_WHAT NEEDS TO BE DONE_
Repeat the material below word for word and leave out all pictures.
━━━━━━━━━━
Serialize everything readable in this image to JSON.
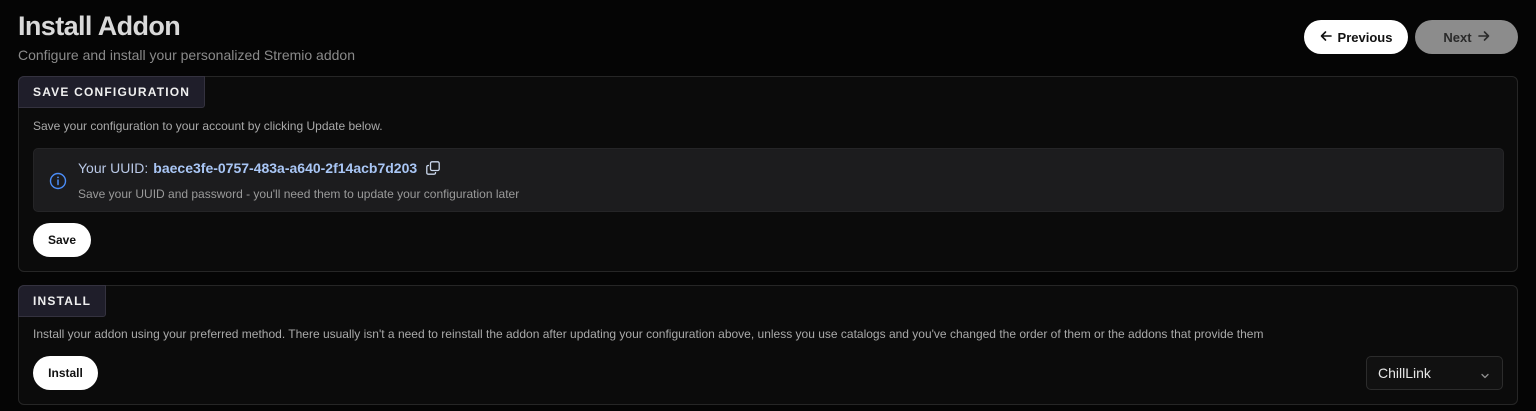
{
  "header": {
    "title": "Install Addon",
    "subtitle": "Configure and install your personalized Stremio addon"
  },
  "nav": {
    "previous_label": "Previous",
    "next_label": "Next",
    "previous_icon": "arrow-left-icon",
    "next_icon": "arrow-right-icon"
  },
  "save_section": {
    "tab_label": "SAVE CONFIGURATION",
    "description": "Save your configuration to your account by clicking Update below.",
    "info": {
      "icon": "info-icon",
      "uuid_label": "Your UUID:",
      "uuid_value": "baece3fe-0757-483a-a640-2f14acb7d203",
      "copy_icon": "copy-icon",
      "note": "Save your UUID and password - you'll need them to update your configuration later"
    },
    "save_label": "Save"
  },
  "install_section": {
    "tab_label": "INSTALL",
    "description": "Install your addon using your preferred method. There usually isn't a need to reinstall the addon after updating your configuration above, unless you use catalogs and you've changed the order of them or the addons that provide them",
    "install_label": "Install",
    "method_select": {
      "selected": "ChillLink",
      "icon": "chevron-down-icon"
    }
  },
  "colors": {
    "background": "#050505",
    "card_border": "#262626",
    "tab_background": "#1f1e2a",
    "info_background": "#1c1c1e",
    "info_accent": "#4b8df8",
    "uuid_text": "#a9c6f5",
    "button_primary": "#ffffff",
    "button_disabled": "#8c8c8c"
  }
}
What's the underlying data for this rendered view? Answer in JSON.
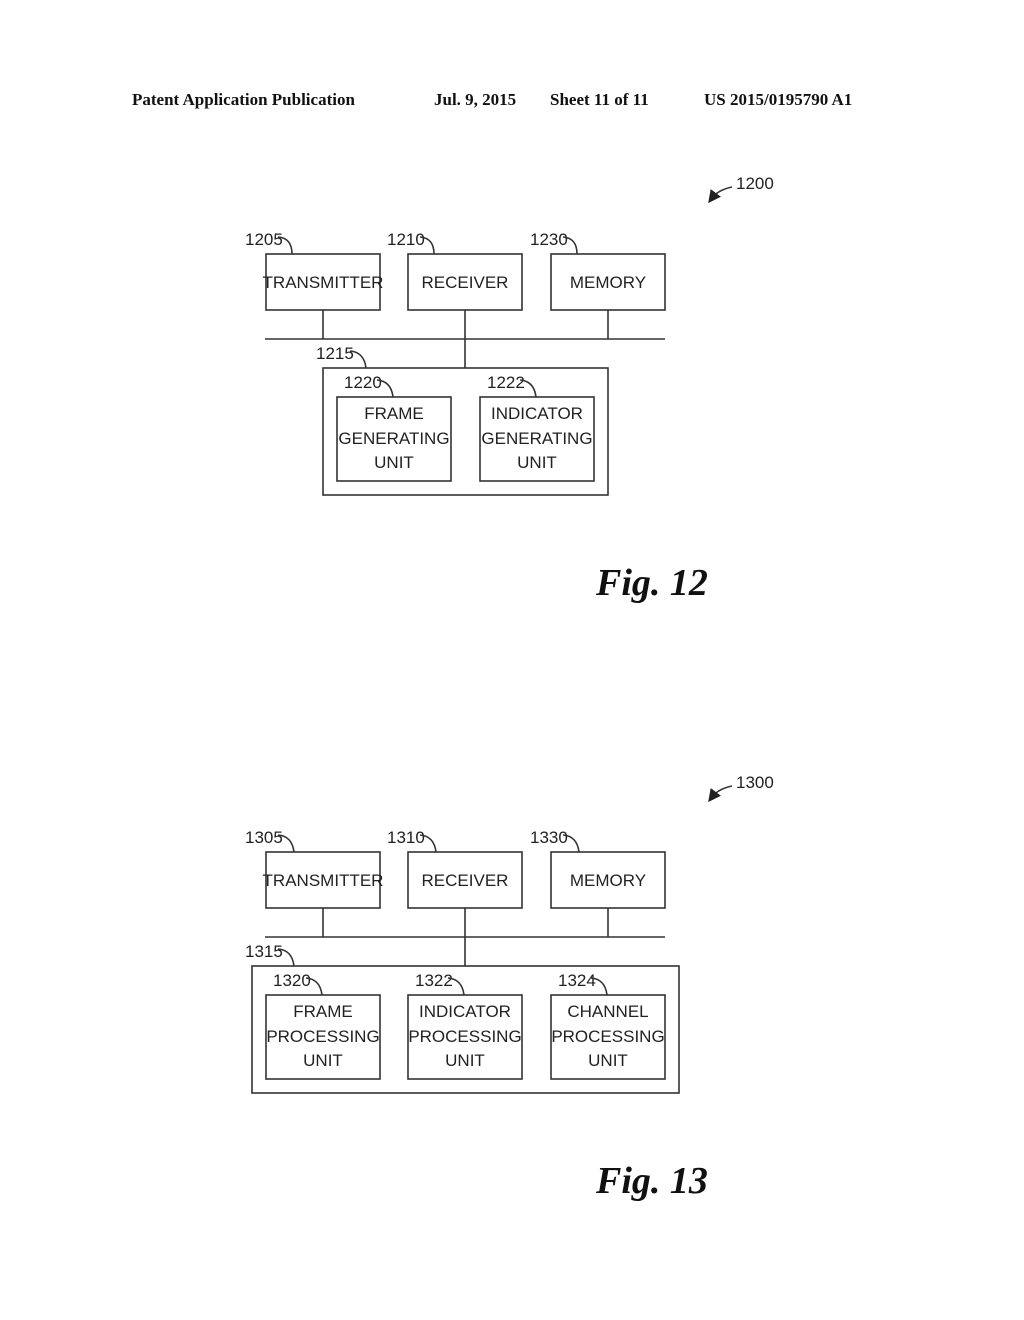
━━━━━━━━━━
_OUTPUT OF THE EXERCISE_
Serialize everything readable in this image to JSON.
{
  "header": {
    "title": "Install Addon",
    "subtitle": "Configure and install your personalized Stremio addon"
  },
  "nav": {
    "previous_label": "Previous",
    "next_label": "Next",
    "previous_icon": "arrow-left-icon",
    "next_icon": "arrow-right-icon"
  },
  "save_section": {
    "tab_label": "SAVE CONFIGURATION",
    "description": "Save your configuration to your account by clicking Update below.",
    "info": {
      "icon": "info-icon",
      "uuid_label": "Your UUID:",
      "uuid_value": "baece3fe-0757-483a-a640-2f14acb7d203",
      "copy_icon": "copy-icon",
      "note": "Save your UUID and password - you'll need them to update your configuration later"
    },
    "save_label": "Save"
  },
  "install_section": {
    "tab_label": "INSTALL",
    "description": "Install your addon using your preferred method. There usually isn't a need to reinstall the addon after updating your configuration above, unless you use catalogs and you've changed the order of them or the addons that provide them",
    "install_label": "Install",
    "method_select": {
      "selected": "ChillLink",
      "icon": "chevron-down-icon"
    }
  },
  "colors": {
    "background": "#050505",
    "card_border": "#262626",
    "tab_background": "#1f1e2a",
    "info_background": "#1c1c1e",
    "info_accent": "#4b8df8",
    "uuid_text": "#a9c6f5",
    "button_primary": "#ffffff",
    "button_disabled": "#8c8c8c"
  }
}
What's the underlying data for this rendered view? Answer in JSON.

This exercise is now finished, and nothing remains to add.